[start Entries provided]

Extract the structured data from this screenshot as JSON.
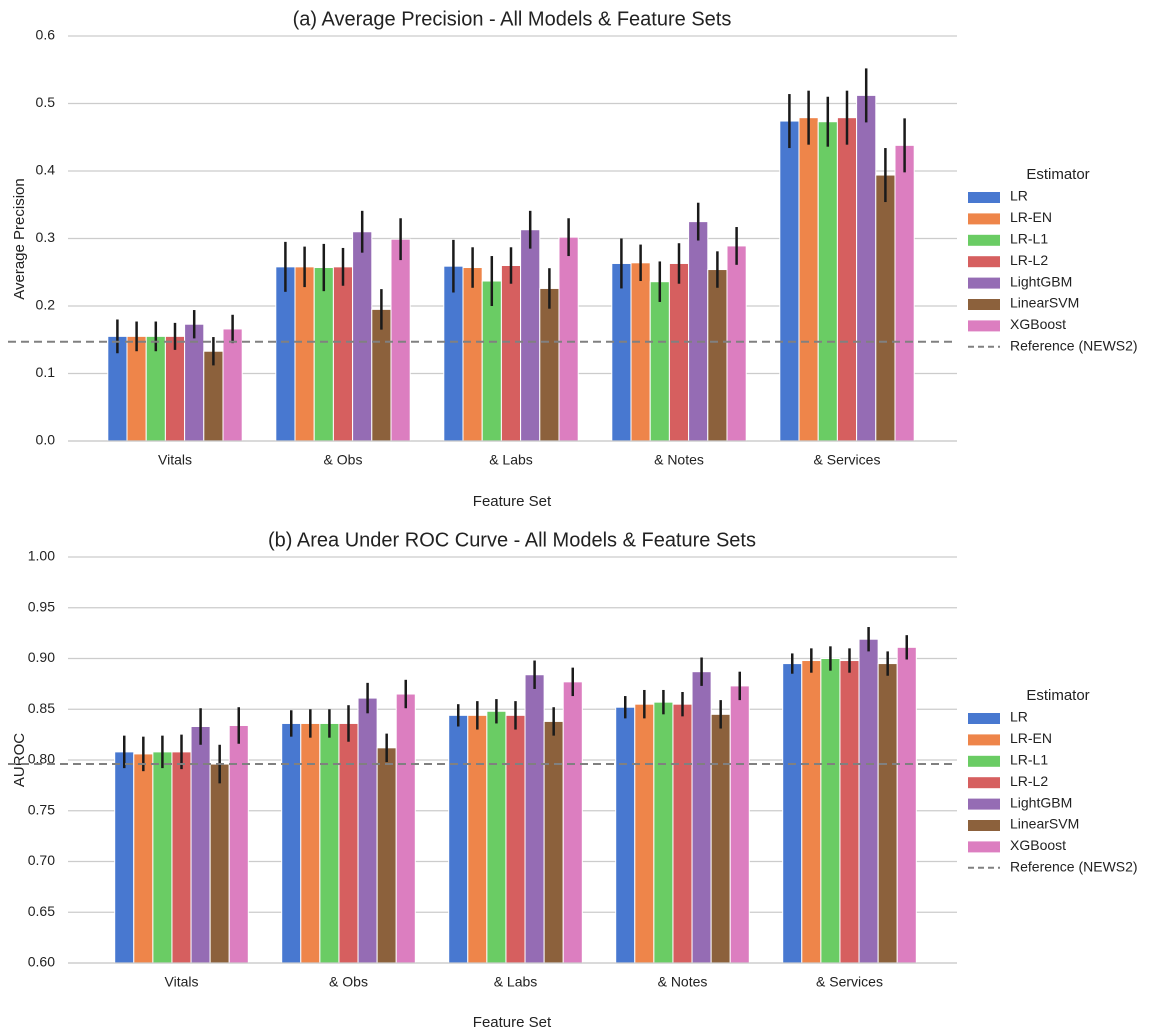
{
  "chart_data": [
    {
      "type": "bar",
      "title": "(a) Average Precision - All Models & Feature Sets",
      "x_label": "Feature Set",
      "y_label": "Average Precision",
      "categories": [
        "Vitals",
        "& Obs",
        "& Labs",
        "& Notes",
        "& Services"
      ],
      "ylim": [
        0,
        0.6
      ],
      "yticks": [
        {
          "value": 0,
          "label": "0.0"
        },
        0.1,
        0.2,
        0.3,
        0.4,
        0.5,
        0.6
      ],
      "grid": true,
      "legend_title": "Estimator",
      "legend_position": "right",
      "series": [
        {
          "name": "LR",
          "color": "#4878d0",
          "values": [
            0.155,
            0.258,
            0.259,
            0.263,
            0.474
          ],
          "errors": [
            0.025,
            0.037,
            0.039,
            0.037,
            0.04
          ]
        },
        {
          "name": "LR-EN",
          "color": "#ee854a",
          "values": [
            0.155,
            0.258,
            0.257,
            0.264,
            0.479
          ],
          "errors": [
            0.022,
            0.03,
            0.03,
            0.027,
            0.04
          ]
        },
        {
          "name": "LR-L1",
          "color": "#6acc64",
          "values": [
            0.155,
            0.257,
            0.237,
            0.236,
            0.473
          ],
          "errors": [
            0.022,
            0.035,
            0.037,
            0.03,
            0.037
          ]
        },
        {
          "name": "LR-L2",
          "color": "#d65f5f",
          "values": [
            0.155,
            0.258,
            0.26,
            0.263,
            0.479
          ],
          "errors": [
            0.02,
            0.028,
            0.027,
            0.03,
            0.04
          ]
        },
        {
          "name": "LightGBM",
          "color": "#956cb4",
          "values": [
            0.173,
            0.31,
            0.313,
            0.325,
            0.512
          ],
          "errors": [
            0.021,
            0.031,
            0.028,
            0.028,
            0.04
          ]
        },
        {
          "name": "LinearSVM",
          "color": "#8c613c",
          "values": [
            0.133,
            0.195,
            0.226,
            0.254,
            0.394
          ],
          "errors": [
            0.021,
            0.03,
            0.03,
            0.027,
            0.04
          ]
        },
        {
          "name": "XGBoost",
          "color": "#dc7ec0",
          "values": [
            0.166,
            0.299,
            0.302,
            0.289,
            0.438
          ],
          "errors": [
            0.021,
            0.031,
            0.028,
            0.028,
            0.04
          ]
        }
      ],
      "reference": {
        "name": "Reference (NEWS2)",
        "value": 0.147,
        "color": "#808080"
      }
    },
    {
      "type": "bar",
      "title": "(b) Area Under ROC Curve - All Models & Feature Sets",
      "x_label": "Feature Set",
      "y_label": "AUROC",
      "categories": [
        "Vitals",
        "& Obs",
        "& Labs",
        "& Notes",
        "& Services"
      ],
      "ylim": [
        0.6,
        1.0
      ],
      "yticks": [
        {
          "value": 0.6,
          "label": "0.60"
        },
        0.65,
        {
          "value": 0.7,
          "label": "0.70"
        },
        0.75,
        {
          "value": 0.8,
          "label": "0.80"
        },
        0.85,
        {
          "value": 0.9,
          "label": "0.90"
        },
        0.95,
        {
          "value": 1.0,
          "label": "1.00"
        }
      ],
      "grid": true,
      "legend_title": "Estimator",
      "legend_position": "right",
      "series": [
        {
          "name": "LR",
          "color": "#4878d0",
          "values": [
            0.808,
            0.836,
            0.844,
            0.852,
            0.895
          ],
          "errors": [
            0.016,
            0.013,
            0.011,
            0.011,
            0.01
          ]
        },
        {
          "name": "LR-EN",
          "color": "#ee854a",
          "values": [
            0.806,
            0.836,
            0.844,
            0.855,
            0.898
          ],
          "errors": [
            0.017,
            0.014,
            0.014,
            0.014,
            0.012
          ]
        },
        {
          "name": "LR-L1",
          "color": "#6acc64",
          "values": [
            0.808,
            0.836,
            0.848,
            0.857,
            0.9
          ],
          "errors": [
            0.016,
            0.014,
            0.012,
            0.012,
            0.012
          ]
        },
        {
          "name": "LR-L2",
          "color": "#d65f5f",
          "values": [
            0.808,
            0.836,
            0.844,
            0.855,
            0.898
          ],
          "errors": [
            0.017,
            0.018,
            0.014,
            0.012,
            0.012
          ]
        },
        {
          "name": "LightGBM",
          "color": "#956cb4",
          "values": [
            0.833,
            0.861,
            0.884,
            0.887,
            0.919
          ],
          "errors": [
            0.018,
            0.015,
            0.014,
            0.014,
            0.012
          ]
        },
        {
          "name": "LinearSVM",
          "color": "#8c613c",
          "values": [
            0.796,
            0.812,
            0.838,
            0.845,
            0.895
          ],
          "errors": [
            0.019,
            0.014,
            0.014,
            0.014,
            0.012
          ]
        },
        {
          "name": "XGBoost",
          "color": "#dc7ec0",
          "values": [
            0.834,
            0.865,
            0.877,
            0.873,
            0.911
          ],
          "errors": [
            0.018,
            0.014,
            0.014,
            0.014,
            0.012
          ]
        }
      ],
      "reference": {
        "name": "Reference (NEWS2)",
        "value": 0.796,
        "color": "#808080"
      }
    }
  ]
}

[end Entries provided]

■ Exercise
Leaving all pictures aside, quote each record exactly.

■ The reply
Extract the structured data from this screenshot as JSON.
{
  "chart_data": [
    {
      "type": "bar",
      "title": "(a) Average Precision - All Models & Feature Sets",
      "x_label": "Feature Set",
      "y_label": "Average Precision",
      "categories": [
        "Vitals",
        "& Obs",
        "& Labs",
        "& Notes",
        "& Services"
      ],
      "ylim": [
        0,
        0.6
      ],
      "yticks": [
        {
          "value": 0,
          "label": "0.0"
        },
        0.1,
        0.2,
        0.3,
        0.4,
        0.5,
        0.6
      ],
      "grid": true,
      "legend_title": "Estimator",
      "legend_position": "right",
      "series": [
        {
          "name": "LR",
          "color": "#4878d0",
          "values": [
            0.155,
            0.258,
            0.259,
            0.263,
            0.474
          ],
          "errors": [
            0.025,
            0.037,
            0.039,
            0.037,
            0.04
          ]
        },
        {
          "name": "LR-EN",
          "color": "#ee854a",
          "values": [
            0.155,
            0.258,
            0.257,
            0.264,
            0.479
          ],
          "errors": [
            0.022,
            0.03,
            0.03,
            0.027,
            0.04
          ]
        },
        {
          "name": "LR-L1",
          "color": "#6acc64",
          "values": [
            0.155,
            0.257,
            0.237,
            0.236,
            0.473
          ],
          "errors": [
            0.022,
            0.035,
            0.037,
            0.03,
            0.037
          ]
        },
        {
          "name": "LR-L2",
          "color": "#d65f5f",
          "values": [
            0.155,
            0.258,
            0.26,
            0.263,
            0.479
          ],
          "errors": [
            0.02,
            0.028,
            0.027,
            0.03,
            0.04
          ]
        },
        {
          "name": "LightGBM",
          "color": "#956cb4",
          "values": [
            0.173,
            0.31,
            0.313,
            0.325,
            0.512
          ],
          "errors": [
            0.021,
            0.031,
            0.028,
            0.028,
            0.04
          ]
        },
        {
          "name": "LinearSVM",
          "color": "#8c613c",
          "values": [
            0.133,
            0.195,
            0.226,
            0.254,
            0.394
          ],
          "errors": [
            0.021,
            0.03,
            0.03,
            0.027,
            0.04
          ]
        },
        {
          "name": "XGBoost",
          "color": "#dc7ec0",
          "values": [
            0.166,
            0.299,
            0.302,
            0.289,
            0.438
          ],
          "errors": [
            0.021,
            0.031,
            0.028,
            0.028,
            0.04
          ]
        }
      ],
      "reference": {
        "name": "Reference (NEWS2)",
        "value": 0.147,
        "color": "#808080"
      }
    },
    {
      "type": "bar",
      "title": "(b) Area Under ROC Curve - All Models & Feature Sets",
      "x_label": "Feature Set",
      "y_label": "AUROC",
      "categories": [
        "Vitals",
        "& Obs",
        "& Labs",
        "& Notes",
        "& Services"
      ],
      "ylim": [
        0.6,
        1.0
      ],
      "yticks": [
        {
          "value": 0.6,
          "label": "0.60"
        },
        0.65,
        {
          "value": 0.7,
          "label": "0.70"
        },
        0.75,
        {
          "value": 0.8,
          "label": "0.80"
        },
        0.85,
        {
          "value": 0.9,
          "label": "0.90"
        },
        0.95,
        {
          "value": 1.0,
          "label": "1.00"
        }
      ],
      "grid": true,
      "legend_title": "Estimator",
      "legend_position": "right",
      "series": [
        {
          "name": "LR",
          "color": "#4878d0",
          "values": [
            0.808,
            0.836,
            0.844,
            0.852,
            0.895
          ],
          "errors": [
            0.016,
            0.013,
            0.011,
            0.011,
            0.01
          ]
        },
        {
          "name": "LR-EN",
          "color": "#ee854a",
          "values": [
            0.806,
            0.836,
            0.844,
            0.855,
            0.898
          ],
          "errors": [
            0.017,
            0.014,
            0.014,
            0.014,
            0.012
          ]
        },
        {
          "name": "LR-L1",
          "color": "#6acc64",
          "values": [
            0.808,
            0.836,
            0.848,
            0.857,
            0.9
          ],
          "errors": [
            0.016,
            0.014,
            0.012,
            0.012,
            0.012
          ]
        },
        {
          "name": "LR-L2",
          "color": "#d65f5f",
          "values": [
            0.808,
            0.836,
            0.844,
            0.855,
            0.898
          ],
          "errors": [
            0.017,
            0.018,
            0.014,
            0.012,
            0.012
          ]
        },
        {
          "name": "LightGBM",
          "color": "#956cb4",
          "values": [
            0.833,
            0.861,
            0.884,
            0.887,
            0.919
          ],
          "errors": [
            0.018,
            0.015,
            0.014,
            0.014,
            0.012
          ]
        },
        {
          "name": "LinearSVM",
          "color": "#8c613c",
          "values": [
            0.796,
            0.812,
            0.838,
            0.845,
            0.895
          ],
          "errors": [
            0.019,
            0.014,
            0.014,
            0.014,
            0.012
          ]
        },
        {
          "name": "XGBoost",
          "color": "#dc7ec0",
          "values": [
            0.834,
            0.865,
            0.877,
            0.873,
            0.911
          ],
          "errors": [
            0.018,
            0.014,
            0.014,
            0.014,
            0.012
          ]
        }
      ],
      "reference": {
        "name": "Reference (NEWS2)",
        "value": 0.796,
        "color": "#808080"
      }
    }
  ]
}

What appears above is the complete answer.